» Excerpt
Begin

A note from the teacher
Free Trade
-Willy Bethel
The Sustainable Alternative
-Aaron Mihaly
The California Power Crisis
-Chris Drake
A final note

The Incredible History of Steel

 

 

For those of you who think steel is an element, it is not.  We do not mine for steel, and we never have, because you can’t find the stuff in the ground.  If it were an element, then there would not be much to write about in this history, since the chronology would run something along the lines of:

15 billion years ago- steel created in big bang

A few thousand years ago-people start making weapons and tools out of steel

Today- people still just make weapons and stuff with steel

Fortunately, as I said before, steel is not an element, and its history is rich and vibrant, filled with tales of mystery and intrigue.

 

First, a little background: steel is made from iron.  Specifically, it is the refined product of iron, sort of like how gasoline is the refined product of oil, or SPAM is the refined product of ham.  Iron is a very boring element with a history much like that stated above (if you just plug in the word “iron” for “steel”), but it is with iron that we must begin.

End

» Exercise 1
Tally the lines in the entries that contain the string "following", treating uppercase and lowercase as different, and give only the number.

» Dataset content
Begin

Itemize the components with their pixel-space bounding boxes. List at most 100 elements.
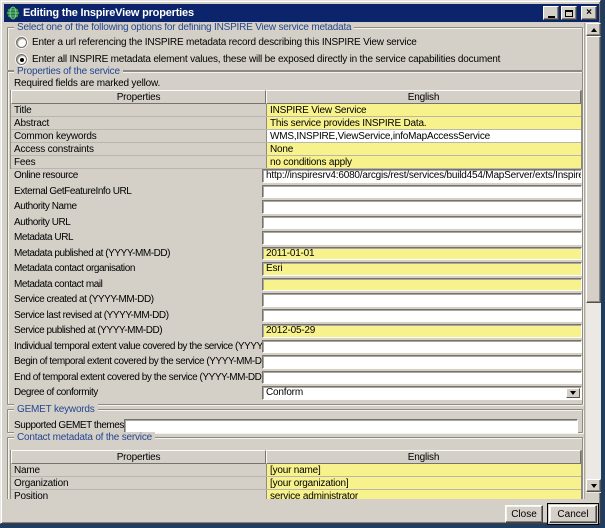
maximize-icon [565, 10, 573, 17]
field-label: Service published at (YYYY-MM-DD) [10, 325, 262, 336]
field-row: Metadata contact mail [10, 278, 582, 292]
field-input[interactable] [262, 355, 582, 369]
property-value-cell[interactable]: INSPIRE View Service [266, 104, 581, 116]
property-label: Name [11, 464, 266, 476]
degree-of-conformity-dropdown[interactable]: Conform [262, 386, 582, 400]
field-label: Authority Name [10, 201, 262, 212]
gemet-group: GEMET keywords Supported GEMET themes [7, 409, 583, 433]
radio-selected-icon[interactable] [16, 54, 27, 65]
radio-unselected-icon[interactable] [16, 37, 27, 48]
radio-metadata-url-option[interactable]: Enter a url referencing the INSPIRE meta… [16, 37, 417, 48]
property-label: Fees [11, 156, 266, 168]
field-input[interactable] [262, 185, 582, 199]
field-row: External GetFeatureInfo URL [10, 185, 582, 199]
scroll-up-button[interactable] [586, 23, 601, 36]
close-button[interactable]: Close [505, 505, 543, 523]
property-label: Position [11, 490, 266, 499]
field-label: Metadata URL [10, 232, 262, 243]
gemet-themes-input[interactable] [124, 419, 578, 433]
radio-metadata-values-option[interactable]: Enter all INSPIRE metadata element value… [16, 54, 500, 65]
field-row: Individual temporal extent value covered… [10, 340, 582, 354]
field-label: End of temporal extent covered by the se… [10, 372, 262, 383]
field-row: End of temporal extent covered by the se… [10, 371, 582, 385]
dialog-content: Select one of the following options for … [5, 23, 585, 499]
arrow-up-icon [591, 28, 597, 32]
field-label: Metadata contact organisation [10, 263, 262, 274]
service-properties-table: Properties English Title INSPIRE View Se… [10, 90, 582, 169]
property-label: Organization [11, 477, 266, 489]
field-label: Authority URL [10, 217, 262, 228]
field-label: Begin of temporal extent covered by the … [10, 356, 262, 367]
globe-icon [6, 6, 20, 20]
field-input[interactable]: Esri [262, 262, 582, 276]
contact-group: Contact metadata of the service Properti… [7, 437, 583, 499]
table-row: Position service administrator [11, 490, 581, 499]
field-row: Service created at (YYYY-MM-DD) [10, 293, 582, 307]
field-label: Service last revised at (YYYY-MM-DD) [10, 310, 262, 321]
field-row: Metadata published at (YYYY-MM-DD) 2011-… [10, 247, 582, 261]
table-row: Access constraints None [11, 143, 581, 156]
field-row: Metadata contact organisation Esri [10, 262, 582, 276]
property-value-cell[interactable]: This service provides INSPIRE Data. [266, 117, 581, 129]
field-input[interactable] [262, 340, 582, 354]
field-input[interactable] [262, 293, 582, 307]
radio-label: Enter a url referencing the INSPIRE meta… [32, 37, 417, 48]
field-row: Authority Name [10, 200, 582, 214]
field-input[interactable] [262, 200, 582, 214]
field-input[interactable] [262, 371, 582, 385]
table-row: Name [your name] [11, 464, 581, 477]
close-icon: × [586, 8, 592, 18]
title-bar[interactable]: Editing the InspireView properties × [4, 4, 599, 22]
options-group: Select one of the following options for … [7, 27, 583, 71]
field-row: Service last revised at (YYYY-MM-DD) [10, 309, 582, 323]
field-input[interactable] [262, 216, 582, 230]
field-input[interactable]: 2012-05-29 [262, 324, 582, 338]
property-value-cell[interactable]: service administrator [266, 490, 581, 499]
scrollbar-thumb[interactable] [586, 36, 601, 303]
vertical-scrollbar[interactable] [586, 23, 601, 493]
maximize-button[interactable] [561, 6, 577, 20]
property-value-cell[interactable]: None [266, 143, 581, 155]
contact-group-label: Contact metadata of the service [14, 432, 155, 443]
column-header-english: English [266, 90, 581, 104]
field-input[interactable] [262, 278, 582, 292]
close-window-button[interactable]: × [581, 6, 597, 20]
arrow-down-icon [591, 484, 597, 488]
column-header-english: English [266, 450, 581, 464]
minimize-button[interactable] [543, 6, 559, 20]
field-row: Service published at (YYYY-MM-DD) 2012-0… [10, 324, 582, 338]
table-row: Fees no conditions apply [11, 156, 581, 169]
field-label: Service created at (YYYY-MM-DD) [10, 294, 262, 305]
property-value-cell[interactable]: [your organization] [266, 477, 581, 489]
field-input[interactable]: 2011-01-01 [262, 247, 582, 261]
field-label: External GetFeatureInfo URL [10, 186, 262, 197]
options-group-label: Select one of the following options for … [14, 23, 354, 33]
table-row: Organization [your organization] [11, 477, 581, 490]
radio-label: Enter all INSPIRE metadata element value… [32, 54, 500, 65]
field-input[interactable]: http://inspiresrv4:6080/arcgis/rest/serv… [262, 169, 582, 183]
dropdown-arrow-button[interactable] [566, 388, 580, 398]
field-label: Online resource [10, 170, 262, 181]
property-value-cell[interactable]: WMS,INSPIRE,ViewService,infoMapAccessSer… [266, 130, 581, 142]
property-value-cell[interactable]: no conditions apply [266, 156, 581, 168]
field-input[interactable] [262, 231, 582, 245]
scroll-down-button[interactable] [586, 479, 601, 492]
table-row: Common keywords WMS,INSPIRE,ViewService,… [11, 130, 581, 143]
property-value-cell[interactable]: [your name] [266, 464, 581, 476]
property-label: Access constraints [11, 143, 266, 155]
cancel-button[interactable]: Cancel [549, 505, 597, 523]
degree-of-conformity-row: Degree of conformity Conform [10, 386, 582, 400]
field-row: Metadata URL [10, 231, 582, 245]
field-row: Begin of temporal extent covered by the … [10, 355, 582, 369]
minimize-icon [548, 16, 555, 18]
properties-group-label: Properties of the service [14, 66, 123, 77]
dropdown-value: Conform [266, 387, 303, 398]
table-row: Abstract This service provides INSPIRE D… [11, 117, 581, 130]
field-input[interactable] [262, 309, 582, 323]
table-header-row: Properties English [11, 90, 581, 104]
required-note: Required fields are marked yellow. [14, 78, 160, 89]
field-label: Individual temporal extent value covered… [10, 341, 262, 352]
table-header-row: Properties English [11, 450, 581, 464]
field-label: Metadata published at (YYYY-MM-DD) [10, 248, 262, 259]
properties-group: Properties of the service Required field… [7, 71, 583, 405]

End

» Exercise 2
Resume the history of steel after its final sentence.

» Task answer 1
3

» Task answer 2
 

As early as 6000 years ago, early civilizations used iron ore found in meteorites to construct tools.  However, it took a few thousand years for the use of iron to catch on, since falling meteorites aren’t really a reliable market source.  Anyway, the first iron furnaces appeared in about 1400 B.C.E. and people began realizing that iron didn’t just fall from the sky, it could be mined.  The Iron Age was in full swing.

 

The first furnaces were very simple: rounded hearths in which iron ore and charcoal were heated to very high temperatures.  During the heating process, the oxygen in the ore was released (due to chemical reactions between the ore and the charcoal), and the metal became harder and shinier.  By reheating this new substance, ironworkers could hammer the metal to remove impurities, and each new reheating tempered and hardened it further.  The final product could be shaped as desired.

 

Soon people realized that by making high-quality iron really really hot and adding a few other metallic elements, they could create an even stronger material.  Small amounts of crude steel were first developed in eastern Africa and India as early as 300 B.C.E.  The Europeans and Chinese developed steel making processes a few hundred years later.  In the mid-1800’s, however, new technological innovations sparked the boom of the steel industry.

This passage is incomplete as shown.